EXTRACTED RECORDS:
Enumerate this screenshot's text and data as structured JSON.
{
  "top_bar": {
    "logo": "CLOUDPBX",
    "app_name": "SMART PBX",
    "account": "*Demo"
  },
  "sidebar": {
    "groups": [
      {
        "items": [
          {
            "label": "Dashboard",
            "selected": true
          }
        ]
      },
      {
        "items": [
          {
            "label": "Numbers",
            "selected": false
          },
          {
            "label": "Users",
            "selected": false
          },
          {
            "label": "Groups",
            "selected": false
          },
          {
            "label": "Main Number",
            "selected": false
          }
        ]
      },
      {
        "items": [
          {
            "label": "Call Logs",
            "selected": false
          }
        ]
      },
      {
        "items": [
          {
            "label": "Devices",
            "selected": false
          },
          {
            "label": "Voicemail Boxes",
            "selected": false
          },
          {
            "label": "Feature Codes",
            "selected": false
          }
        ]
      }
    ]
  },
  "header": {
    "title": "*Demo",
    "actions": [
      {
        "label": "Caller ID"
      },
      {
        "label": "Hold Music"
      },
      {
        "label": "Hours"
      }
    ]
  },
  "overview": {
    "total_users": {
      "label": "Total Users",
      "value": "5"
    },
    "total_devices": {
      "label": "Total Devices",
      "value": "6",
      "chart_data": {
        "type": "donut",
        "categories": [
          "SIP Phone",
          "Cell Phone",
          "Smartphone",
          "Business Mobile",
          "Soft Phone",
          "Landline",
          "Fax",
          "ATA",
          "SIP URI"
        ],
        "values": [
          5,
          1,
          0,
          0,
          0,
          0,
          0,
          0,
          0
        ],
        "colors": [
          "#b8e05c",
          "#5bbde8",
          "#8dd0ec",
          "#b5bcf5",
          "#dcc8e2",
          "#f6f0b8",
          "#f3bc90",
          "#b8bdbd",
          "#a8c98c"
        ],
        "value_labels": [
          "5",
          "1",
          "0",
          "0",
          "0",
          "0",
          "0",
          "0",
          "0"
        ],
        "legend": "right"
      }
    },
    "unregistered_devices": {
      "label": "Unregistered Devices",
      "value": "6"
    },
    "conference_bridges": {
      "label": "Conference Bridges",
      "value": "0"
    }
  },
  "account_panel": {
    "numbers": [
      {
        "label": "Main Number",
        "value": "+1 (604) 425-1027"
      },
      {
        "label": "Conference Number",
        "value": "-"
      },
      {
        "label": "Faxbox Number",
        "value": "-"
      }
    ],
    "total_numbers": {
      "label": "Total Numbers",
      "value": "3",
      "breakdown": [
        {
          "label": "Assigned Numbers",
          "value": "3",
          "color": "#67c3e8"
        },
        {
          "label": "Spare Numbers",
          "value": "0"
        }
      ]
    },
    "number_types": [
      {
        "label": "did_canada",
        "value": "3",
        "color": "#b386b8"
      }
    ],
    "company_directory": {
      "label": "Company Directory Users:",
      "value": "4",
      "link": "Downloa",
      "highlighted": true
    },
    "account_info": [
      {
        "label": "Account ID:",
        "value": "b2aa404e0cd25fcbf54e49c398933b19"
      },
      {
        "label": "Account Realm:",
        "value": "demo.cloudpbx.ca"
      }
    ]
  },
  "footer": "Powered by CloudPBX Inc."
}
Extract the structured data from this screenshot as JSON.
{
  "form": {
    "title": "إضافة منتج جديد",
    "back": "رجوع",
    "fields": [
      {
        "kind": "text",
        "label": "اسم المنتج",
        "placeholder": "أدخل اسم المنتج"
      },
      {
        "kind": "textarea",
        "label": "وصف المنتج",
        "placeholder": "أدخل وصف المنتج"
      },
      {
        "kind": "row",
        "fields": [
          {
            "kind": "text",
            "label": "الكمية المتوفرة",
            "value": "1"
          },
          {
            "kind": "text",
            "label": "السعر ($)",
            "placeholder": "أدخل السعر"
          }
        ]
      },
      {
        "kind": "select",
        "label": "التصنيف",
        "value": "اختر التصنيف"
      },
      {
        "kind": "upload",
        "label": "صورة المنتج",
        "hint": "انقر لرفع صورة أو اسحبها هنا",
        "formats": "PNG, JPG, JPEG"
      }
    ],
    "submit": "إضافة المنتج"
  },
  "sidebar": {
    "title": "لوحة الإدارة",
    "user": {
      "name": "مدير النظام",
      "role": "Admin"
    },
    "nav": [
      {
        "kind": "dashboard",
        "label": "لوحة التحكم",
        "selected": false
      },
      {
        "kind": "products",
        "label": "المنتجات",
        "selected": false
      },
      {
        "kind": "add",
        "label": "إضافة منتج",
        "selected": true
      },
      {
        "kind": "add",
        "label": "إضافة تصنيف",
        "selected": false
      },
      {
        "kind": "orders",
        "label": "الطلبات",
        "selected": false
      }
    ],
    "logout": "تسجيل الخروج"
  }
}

GIVEN PROBLEM:
Copy every line from the records above that contains the word "أدخل".

FULL RESPONSE:
        "placeholder": "أدخل اسم المنتج"
        "placeholder": "أدخل وصف المنتج"
            "placeholder": "أدخل السعر"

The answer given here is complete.